Stored items
▶

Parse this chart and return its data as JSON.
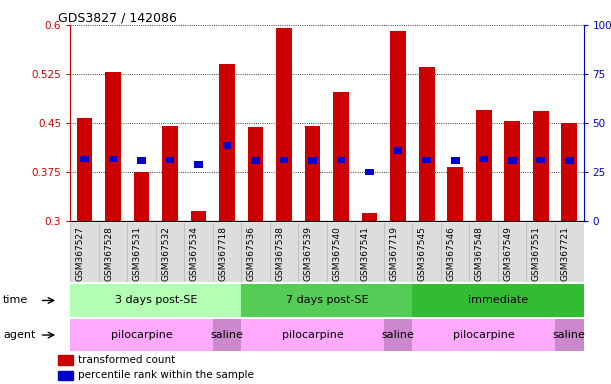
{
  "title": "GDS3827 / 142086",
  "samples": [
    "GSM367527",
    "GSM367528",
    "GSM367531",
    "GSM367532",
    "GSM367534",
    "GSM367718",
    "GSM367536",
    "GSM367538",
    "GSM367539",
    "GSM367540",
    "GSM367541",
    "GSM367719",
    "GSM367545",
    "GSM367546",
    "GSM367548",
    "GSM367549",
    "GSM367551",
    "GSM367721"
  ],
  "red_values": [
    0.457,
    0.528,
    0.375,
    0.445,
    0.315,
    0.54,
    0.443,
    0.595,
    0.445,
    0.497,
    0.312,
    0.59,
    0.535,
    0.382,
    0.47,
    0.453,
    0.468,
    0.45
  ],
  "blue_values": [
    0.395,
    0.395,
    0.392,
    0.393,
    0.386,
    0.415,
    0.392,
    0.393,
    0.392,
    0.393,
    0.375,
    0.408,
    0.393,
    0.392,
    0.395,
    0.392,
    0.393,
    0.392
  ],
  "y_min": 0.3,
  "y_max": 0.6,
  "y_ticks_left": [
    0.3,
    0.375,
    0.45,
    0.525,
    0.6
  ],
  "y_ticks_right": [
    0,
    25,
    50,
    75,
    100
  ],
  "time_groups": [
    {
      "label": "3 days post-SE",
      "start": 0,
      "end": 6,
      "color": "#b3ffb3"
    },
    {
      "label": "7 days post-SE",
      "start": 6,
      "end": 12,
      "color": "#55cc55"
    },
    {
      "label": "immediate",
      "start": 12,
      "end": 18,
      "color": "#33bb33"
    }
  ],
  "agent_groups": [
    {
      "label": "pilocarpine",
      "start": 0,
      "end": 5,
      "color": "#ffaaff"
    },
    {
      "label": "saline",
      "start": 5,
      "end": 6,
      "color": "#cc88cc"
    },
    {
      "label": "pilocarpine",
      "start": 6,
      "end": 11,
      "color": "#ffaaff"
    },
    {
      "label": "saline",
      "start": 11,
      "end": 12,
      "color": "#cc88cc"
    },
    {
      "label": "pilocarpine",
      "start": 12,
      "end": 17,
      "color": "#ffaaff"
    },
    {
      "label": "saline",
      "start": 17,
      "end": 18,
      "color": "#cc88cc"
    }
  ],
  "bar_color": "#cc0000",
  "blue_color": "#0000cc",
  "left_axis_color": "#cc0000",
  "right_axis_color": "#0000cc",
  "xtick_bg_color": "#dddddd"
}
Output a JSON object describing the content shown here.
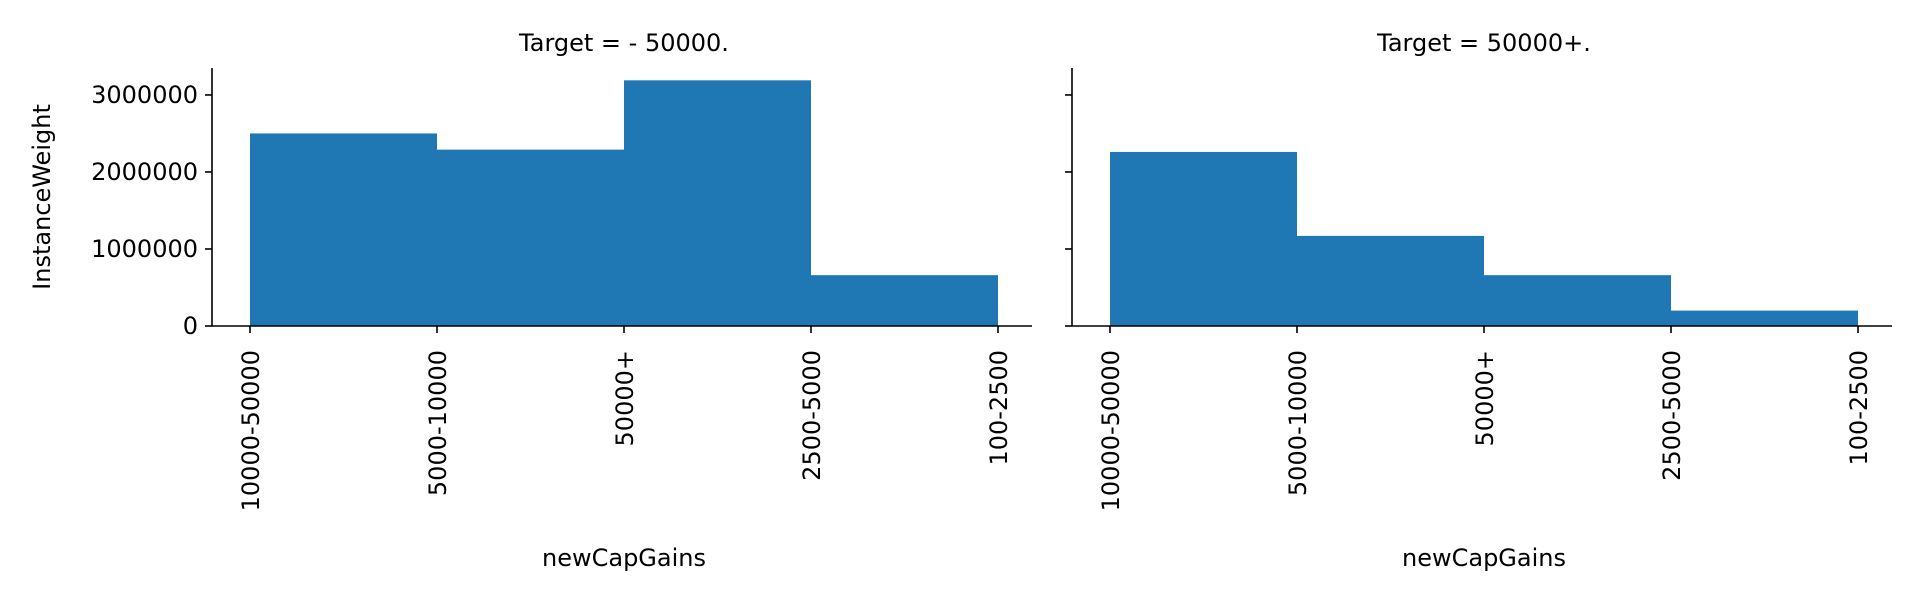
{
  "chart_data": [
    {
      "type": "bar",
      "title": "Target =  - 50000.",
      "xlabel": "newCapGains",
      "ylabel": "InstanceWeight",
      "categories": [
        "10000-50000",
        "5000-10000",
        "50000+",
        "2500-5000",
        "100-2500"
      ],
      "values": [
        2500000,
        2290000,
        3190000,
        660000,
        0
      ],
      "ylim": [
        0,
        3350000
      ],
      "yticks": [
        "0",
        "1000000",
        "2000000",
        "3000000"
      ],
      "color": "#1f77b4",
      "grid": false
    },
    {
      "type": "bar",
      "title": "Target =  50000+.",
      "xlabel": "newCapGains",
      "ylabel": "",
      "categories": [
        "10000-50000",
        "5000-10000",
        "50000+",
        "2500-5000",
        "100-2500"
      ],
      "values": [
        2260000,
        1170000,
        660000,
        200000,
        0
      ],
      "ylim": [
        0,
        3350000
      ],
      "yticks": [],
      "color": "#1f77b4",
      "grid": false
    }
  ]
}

◀
▶

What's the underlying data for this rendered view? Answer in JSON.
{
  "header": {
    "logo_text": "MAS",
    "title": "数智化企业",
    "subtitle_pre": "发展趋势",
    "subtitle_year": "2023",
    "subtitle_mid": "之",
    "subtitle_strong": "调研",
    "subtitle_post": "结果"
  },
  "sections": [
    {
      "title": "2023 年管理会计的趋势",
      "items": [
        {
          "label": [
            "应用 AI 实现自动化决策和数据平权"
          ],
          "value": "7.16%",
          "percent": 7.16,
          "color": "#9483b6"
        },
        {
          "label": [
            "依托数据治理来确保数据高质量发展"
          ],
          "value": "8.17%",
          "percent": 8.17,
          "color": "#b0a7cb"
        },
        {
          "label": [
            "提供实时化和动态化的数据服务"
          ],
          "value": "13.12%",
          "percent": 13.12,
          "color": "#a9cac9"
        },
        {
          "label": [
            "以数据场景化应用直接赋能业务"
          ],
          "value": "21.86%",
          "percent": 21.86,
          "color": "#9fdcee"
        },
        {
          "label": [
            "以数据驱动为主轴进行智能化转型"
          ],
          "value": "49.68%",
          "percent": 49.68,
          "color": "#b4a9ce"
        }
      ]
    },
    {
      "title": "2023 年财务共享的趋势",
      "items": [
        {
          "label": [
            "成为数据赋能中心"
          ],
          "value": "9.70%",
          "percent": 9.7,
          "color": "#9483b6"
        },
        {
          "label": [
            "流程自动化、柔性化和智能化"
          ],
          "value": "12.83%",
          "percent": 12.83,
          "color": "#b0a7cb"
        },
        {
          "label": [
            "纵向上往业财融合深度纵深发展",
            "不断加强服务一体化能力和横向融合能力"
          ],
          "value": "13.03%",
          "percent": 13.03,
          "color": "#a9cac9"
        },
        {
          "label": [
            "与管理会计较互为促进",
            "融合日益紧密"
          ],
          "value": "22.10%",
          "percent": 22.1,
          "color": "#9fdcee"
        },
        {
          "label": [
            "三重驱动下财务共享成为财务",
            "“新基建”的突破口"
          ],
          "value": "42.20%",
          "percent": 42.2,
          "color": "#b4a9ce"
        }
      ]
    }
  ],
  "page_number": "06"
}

◀

> GIVEN REQUEST
Go through the material and copy out every line with "percent" in it.

> FINAL ANSWER
          "percent": 7.16,
          "percent": 8.17,
          "percent": 13.12,
          "percent": 21.86,
          "percent": 49.68,
          "percent": 9.7,
          "percent": 12.83,
          "percent": 13.03,
          "percent": 22.1,
          "percent": 42.2,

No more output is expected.